▶ **Supplied data**:
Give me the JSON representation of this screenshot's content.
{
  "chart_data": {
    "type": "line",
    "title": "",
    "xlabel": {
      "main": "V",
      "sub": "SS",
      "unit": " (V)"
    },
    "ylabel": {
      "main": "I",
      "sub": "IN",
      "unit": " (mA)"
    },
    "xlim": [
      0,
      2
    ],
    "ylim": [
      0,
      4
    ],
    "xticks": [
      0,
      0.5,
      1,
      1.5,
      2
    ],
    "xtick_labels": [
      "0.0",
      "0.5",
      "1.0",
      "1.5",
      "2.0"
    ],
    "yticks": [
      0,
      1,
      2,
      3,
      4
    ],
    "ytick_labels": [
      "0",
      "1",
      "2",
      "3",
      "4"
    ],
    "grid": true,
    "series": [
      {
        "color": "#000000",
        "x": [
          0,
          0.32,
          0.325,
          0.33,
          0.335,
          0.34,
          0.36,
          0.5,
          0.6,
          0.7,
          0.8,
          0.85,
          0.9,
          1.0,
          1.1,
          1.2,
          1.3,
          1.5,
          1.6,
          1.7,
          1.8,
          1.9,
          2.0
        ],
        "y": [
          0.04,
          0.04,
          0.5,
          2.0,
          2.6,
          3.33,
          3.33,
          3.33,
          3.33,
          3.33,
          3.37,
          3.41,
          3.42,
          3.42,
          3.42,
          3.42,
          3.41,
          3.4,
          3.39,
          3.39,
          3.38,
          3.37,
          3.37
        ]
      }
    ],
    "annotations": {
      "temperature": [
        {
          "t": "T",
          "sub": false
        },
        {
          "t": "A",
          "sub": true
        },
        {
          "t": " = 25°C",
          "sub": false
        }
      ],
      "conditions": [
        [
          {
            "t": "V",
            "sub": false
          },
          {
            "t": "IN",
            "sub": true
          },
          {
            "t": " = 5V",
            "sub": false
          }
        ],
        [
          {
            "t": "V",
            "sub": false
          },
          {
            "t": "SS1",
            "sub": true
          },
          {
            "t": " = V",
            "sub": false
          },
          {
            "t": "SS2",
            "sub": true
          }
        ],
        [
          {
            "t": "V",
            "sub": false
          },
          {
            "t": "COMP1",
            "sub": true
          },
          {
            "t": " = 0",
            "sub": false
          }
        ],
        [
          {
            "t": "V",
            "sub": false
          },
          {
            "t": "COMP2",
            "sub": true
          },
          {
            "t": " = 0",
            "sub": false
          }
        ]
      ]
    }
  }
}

▶ **Aim**: Print the material verbatim, all of it.

▶ **Written answer**:
Give me the JSON representation of this screenshot's content.
{
  "chart_data": {
    "type": "line",
    "title": "",
    "xlabel": {
      "main": "V",
      "sub": "SS",
      "unit": " (V)"
    },
    "ylabel": {
      "main": "I",
      "sub": "IN",
      "unit": " (mA)"
    },
    "xlim": [
      0,
      2
    ],
    "ylim": [
      0,
      4
    ],
    "xticks": [
      0,
      0.5,
      1,
      1.5,
      2
    ],
    "xtick_labels": [
      "0.0",
      "0.5",
      "1.0",
      "1.5",
      "2.0"
    ],
    "yticks": [
      0,
      1,
      2,
      3,
      4
    ],
    "ytick_labels": [
      "0",
      "1",
      "2",
      "3",
      "4"
    ],
    "grid": true,
    "series": [
      {
        "color": "#000000",
        "x": [
          0,
          0.32,
          0.325,
          0.33,
          0.335,
          0.34,
          0.36,
          0.5,
          0.6,
          0.7,
          0.8,
          0.85,
          0.9,
          1.0,
          1.1,
          1.2,
          1.3,
          1.5,
          1.6,
          1.7,
          1.8,
          1.9,
          2.0
        ],
        "y": [
          0.04,
          0.04,
          0.5,
          2.0,
          2.6,
          3.33,
          3.33,
          3.33,
          3.33,
          3.33,
          3.37,
          3.41,
          3.42,
          3.42,
          3.42,
          3.42,
          3.41,
          3.4,
          3.39,
          3.39,
          3.38,
          3.37,
          3.37
        ]
      }
    ],
    "annotations": {
      "temperature": [
        {
          "t": "T",
          "sub": false
        },
        {
          "t": "A",
          "sub": true
        },
        {
          "t": " = 25°C",
          "sub": false
        }
      ],
      "conditions": [
        [
          {
            "t": "V",
            "sub": false
          },
          {
            "t": "IN",
            "sub": true
          },
          {
            "t": " = 5V",
            "sub": false
          }
        ],
        [
          {
            "t": "V",
            "sub": false
          },
          {
            "t": "SS1",
            "sub": true
          },
          {
            "t": " = V",
            "sub": false
          },
          {
            "t": "SS2",
            "sub": true
          }
        ],
        [
          {
            "t": "V",
            "sub": false
          },
          {
            "t": "COMP1",
            "sub": true
          },
          {
            "t": " = 0",
            "sub": false
          }
        ],
        [
          {
            "t": "V",
            "sub": false
          },
          {
            "t": "COMP2",
            "sub": true
          },
          {
            "t": " = 0",
            "sub": false
          }
        ]
      ]
    }
  }
}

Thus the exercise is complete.